>> start SELECTED TEXT
Coding Tasks (use CoLab or notebook)

  1. Construct a 95% confidence interval for the height example, then experiment with different confidence levels and sample sizes.

    import jax.numpy as jnp
    
    x_bar = 170.0    # sample mean
    sigma = 8.0      # population std (known)
    n = 50           # sample size
    
    # Critical values for common confidence levels
    z_stars = {0.90: 1.645, 0.95: 1.960, 0.99: 2.576}
    
    for conf, z_star in z_stars.items():
        me = z_star * (sigma / jnp.sqrt(n))
        lower, upper = x_bar - me, x_bar + me
        print(f"{conf*100:.0f}% CI: [{lower:.2f}, {upper:.2f}]  (ME = {me:.2f})")
    

  2. Estimate \(\pi\) using Monte Carlo simulation. Plot how the estimate converges as you increase the number of points.

    import jax
    import jax.numpy as jnp
    import matplotlib.pyplot as plt
    
    key = jax.random.PRNGKey(42)
    
    # Generate random points in [-1, 1] x [-1, 1]
    n_points = 100_000
    k1, k2 = jax.random.split(key)
    x = jax.random.uniform(k1, shape=(n_points,), minval=-1, maxval=1)
    y = jax.random.uniform(k2, shape=(n_points,), minval=-1, maxval=1)
    
    # Check which points are inside the unit circle
    inside = (x**2 + y**2) <= 1.0
    cumulative_inside = jnp.cumsum(inside)
    counts = jnp.arange(1, n_points + 1)
    pi_estimates = 4.0 * cumulative_inside / counts
    
    plt.figure(figsize=(10, 4))
    plt.plot(pi_estimates, color="#3498db", alpha=0.7, linewidth=0.5)
    plt.axhline(y=jnp.pi, color="#e74c3c", linestyle="--", label=f"π = {jnp.pi:.6f}")
    plt.xlabel("Number of points")
    plt.ylabel("Estimate of π")
    plt.title("Monte Carlo estimation of π")
    plt.legend()
    plt.ylim(2.8, 3.5)
    plt.show()
    
    print(f"Final estimate: {pi_estimates[-1]:.6f}")
    print(f"True value:     {jnp.pi:.6f}")
    print(f"Error:          {abs(pi_estimates[-1] - jnp.pi):.6f}")
    

  3. Perform a simple power analysis: for a given effect size and standard deviation, compute the required sample size and verify it by simulation.
>> end SELECTED TEXT
>> start DATA RECORDS
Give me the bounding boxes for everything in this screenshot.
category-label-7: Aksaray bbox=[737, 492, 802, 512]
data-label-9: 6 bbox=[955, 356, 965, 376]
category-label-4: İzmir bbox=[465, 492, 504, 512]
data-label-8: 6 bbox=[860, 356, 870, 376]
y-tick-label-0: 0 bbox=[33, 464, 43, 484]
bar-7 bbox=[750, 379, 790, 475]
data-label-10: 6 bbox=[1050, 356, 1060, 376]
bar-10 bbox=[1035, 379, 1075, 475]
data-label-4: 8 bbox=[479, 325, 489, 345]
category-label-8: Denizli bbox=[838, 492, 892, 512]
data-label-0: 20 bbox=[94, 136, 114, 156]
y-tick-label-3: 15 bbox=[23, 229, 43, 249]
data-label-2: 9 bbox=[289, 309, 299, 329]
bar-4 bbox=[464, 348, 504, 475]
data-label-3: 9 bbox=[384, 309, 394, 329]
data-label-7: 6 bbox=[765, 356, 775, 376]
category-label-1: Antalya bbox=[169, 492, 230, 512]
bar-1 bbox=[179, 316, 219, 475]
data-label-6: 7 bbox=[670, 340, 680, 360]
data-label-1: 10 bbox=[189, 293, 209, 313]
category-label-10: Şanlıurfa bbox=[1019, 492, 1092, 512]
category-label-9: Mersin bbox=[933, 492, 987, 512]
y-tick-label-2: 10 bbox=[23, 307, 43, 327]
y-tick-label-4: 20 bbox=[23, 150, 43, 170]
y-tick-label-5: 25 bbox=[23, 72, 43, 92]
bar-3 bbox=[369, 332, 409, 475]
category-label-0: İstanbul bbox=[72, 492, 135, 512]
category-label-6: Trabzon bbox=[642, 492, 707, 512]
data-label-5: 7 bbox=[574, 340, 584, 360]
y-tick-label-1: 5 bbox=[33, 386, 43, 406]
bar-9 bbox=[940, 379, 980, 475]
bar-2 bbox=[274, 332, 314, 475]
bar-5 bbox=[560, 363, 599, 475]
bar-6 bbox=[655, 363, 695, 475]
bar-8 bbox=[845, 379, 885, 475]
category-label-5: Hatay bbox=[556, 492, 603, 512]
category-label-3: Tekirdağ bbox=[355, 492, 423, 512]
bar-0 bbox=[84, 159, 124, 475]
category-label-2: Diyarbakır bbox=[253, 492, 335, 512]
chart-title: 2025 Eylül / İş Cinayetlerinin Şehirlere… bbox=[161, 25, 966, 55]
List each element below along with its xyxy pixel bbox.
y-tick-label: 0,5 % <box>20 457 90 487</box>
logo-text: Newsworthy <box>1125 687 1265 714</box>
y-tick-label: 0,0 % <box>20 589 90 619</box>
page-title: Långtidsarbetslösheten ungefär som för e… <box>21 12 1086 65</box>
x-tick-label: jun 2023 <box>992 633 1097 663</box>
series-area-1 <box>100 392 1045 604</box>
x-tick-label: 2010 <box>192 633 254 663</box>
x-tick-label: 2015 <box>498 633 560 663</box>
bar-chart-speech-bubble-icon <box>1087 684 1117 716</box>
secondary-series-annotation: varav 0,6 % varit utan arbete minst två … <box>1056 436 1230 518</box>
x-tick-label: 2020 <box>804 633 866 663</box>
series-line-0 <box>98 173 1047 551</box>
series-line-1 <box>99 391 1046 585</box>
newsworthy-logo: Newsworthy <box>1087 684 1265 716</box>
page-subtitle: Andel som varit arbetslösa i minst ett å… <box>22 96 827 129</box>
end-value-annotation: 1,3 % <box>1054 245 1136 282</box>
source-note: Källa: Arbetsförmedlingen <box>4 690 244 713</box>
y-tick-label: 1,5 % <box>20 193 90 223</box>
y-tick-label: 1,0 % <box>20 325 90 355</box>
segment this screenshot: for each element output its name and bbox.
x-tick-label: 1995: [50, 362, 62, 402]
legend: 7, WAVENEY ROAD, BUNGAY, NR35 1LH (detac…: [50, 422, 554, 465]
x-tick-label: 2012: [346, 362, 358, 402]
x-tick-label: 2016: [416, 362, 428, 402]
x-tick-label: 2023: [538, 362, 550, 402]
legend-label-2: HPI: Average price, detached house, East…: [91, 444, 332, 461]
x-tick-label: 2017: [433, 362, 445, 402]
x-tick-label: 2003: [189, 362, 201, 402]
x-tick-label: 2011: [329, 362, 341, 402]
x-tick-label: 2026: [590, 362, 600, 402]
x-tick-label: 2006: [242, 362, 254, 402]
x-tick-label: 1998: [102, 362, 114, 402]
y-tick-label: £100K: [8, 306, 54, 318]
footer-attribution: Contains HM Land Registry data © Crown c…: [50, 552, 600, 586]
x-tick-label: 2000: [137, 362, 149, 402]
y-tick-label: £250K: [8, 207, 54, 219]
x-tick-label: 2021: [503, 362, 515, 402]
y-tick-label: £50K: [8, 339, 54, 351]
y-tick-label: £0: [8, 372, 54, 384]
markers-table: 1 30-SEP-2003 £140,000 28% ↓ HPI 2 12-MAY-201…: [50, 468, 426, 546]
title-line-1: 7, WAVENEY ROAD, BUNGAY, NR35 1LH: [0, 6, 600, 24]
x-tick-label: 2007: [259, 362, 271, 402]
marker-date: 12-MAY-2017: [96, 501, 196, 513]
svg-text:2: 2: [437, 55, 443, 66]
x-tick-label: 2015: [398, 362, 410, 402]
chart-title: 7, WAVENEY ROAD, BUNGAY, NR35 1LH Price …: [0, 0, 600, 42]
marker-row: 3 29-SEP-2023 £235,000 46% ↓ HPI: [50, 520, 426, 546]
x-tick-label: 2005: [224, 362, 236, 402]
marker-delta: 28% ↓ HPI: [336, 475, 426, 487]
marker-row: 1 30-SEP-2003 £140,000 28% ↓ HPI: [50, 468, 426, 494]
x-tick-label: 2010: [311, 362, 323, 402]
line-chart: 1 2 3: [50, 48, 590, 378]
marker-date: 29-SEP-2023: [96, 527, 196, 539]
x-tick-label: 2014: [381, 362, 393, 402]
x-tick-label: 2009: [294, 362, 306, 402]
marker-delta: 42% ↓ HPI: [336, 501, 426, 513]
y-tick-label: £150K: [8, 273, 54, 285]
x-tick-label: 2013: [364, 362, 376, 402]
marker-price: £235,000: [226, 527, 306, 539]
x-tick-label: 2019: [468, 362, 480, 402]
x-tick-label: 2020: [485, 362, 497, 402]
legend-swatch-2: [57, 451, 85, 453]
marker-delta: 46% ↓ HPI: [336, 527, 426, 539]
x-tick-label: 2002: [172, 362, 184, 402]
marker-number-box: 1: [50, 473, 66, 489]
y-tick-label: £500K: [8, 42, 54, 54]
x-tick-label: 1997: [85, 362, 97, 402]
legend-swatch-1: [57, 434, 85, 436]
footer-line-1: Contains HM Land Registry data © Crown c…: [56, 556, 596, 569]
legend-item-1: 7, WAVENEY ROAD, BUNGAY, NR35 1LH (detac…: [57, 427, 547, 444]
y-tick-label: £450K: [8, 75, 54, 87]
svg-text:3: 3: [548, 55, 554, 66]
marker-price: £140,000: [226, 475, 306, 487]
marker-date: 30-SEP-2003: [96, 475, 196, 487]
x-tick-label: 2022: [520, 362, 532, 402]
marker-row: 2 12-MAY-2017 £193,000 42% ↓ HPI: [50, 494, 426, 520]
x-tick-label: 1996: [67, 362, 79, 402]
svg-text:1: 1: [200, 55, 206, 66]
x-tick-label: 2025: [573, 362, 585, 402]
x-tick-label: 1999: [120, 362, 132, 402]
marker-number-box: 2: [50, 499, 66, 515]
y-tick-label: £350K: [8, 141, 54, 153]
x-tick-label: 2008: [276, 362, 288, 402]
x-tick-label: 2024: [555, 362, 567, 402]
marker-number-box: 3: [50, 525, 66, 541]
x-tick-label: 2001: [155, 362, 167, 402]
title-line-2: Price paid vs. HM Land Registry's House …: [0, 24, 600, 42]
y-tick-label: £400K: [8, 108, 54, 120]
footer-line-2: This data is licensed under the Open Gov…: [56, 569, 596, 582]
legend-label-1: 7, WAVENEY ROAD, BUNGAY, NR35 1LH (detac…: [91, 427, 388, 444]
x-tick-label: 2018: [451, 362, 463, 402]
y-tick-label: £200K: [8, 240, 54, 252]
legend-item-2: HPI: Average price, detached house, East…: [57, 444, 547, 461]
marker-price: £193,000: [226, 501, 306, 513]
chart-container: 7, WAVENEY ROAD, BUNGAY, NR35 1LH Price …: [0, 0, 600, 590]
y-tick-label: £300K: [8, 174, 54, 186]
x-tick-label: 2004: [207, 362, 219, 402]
>> end DATA RECORDS
- **TASKS AND EXERCISES**
a) In the coding tasks, how does the confidence interval code use the `z_stars` dictionary to produce an interval for each confidence level? Answer in one to three sentences.
b) Reproduce the stretch of the coding tasks from "# Generate random" through "jax.random.uniform(k2, shape=(n_points,), minval=-1, maxval=1)".

- **ANSWERS GIVEN**
a) The `z_stars` dictionary maps the confidence levels 0.90, 0.95 and 0.99 to the critical values 1.645, 1.960 and 2.576. For each pair, the code computes the margin of error as `z_star * (sigma / jnp.sqrt(n))`. It then takes the interval as `x_bar` minus and plus that margin.

b)
# Generate random points in [-1, 1] x [-1, 1]
    n_points = 100_000
    k1, k2 = jax.random.split(key)
    x = jax.random.uniform(k1, shape=(n_points,), minval=-1, maxval=1)
    y = jax.random.uniform(k2, shape=(n_points,), minval=-1, maxval=1)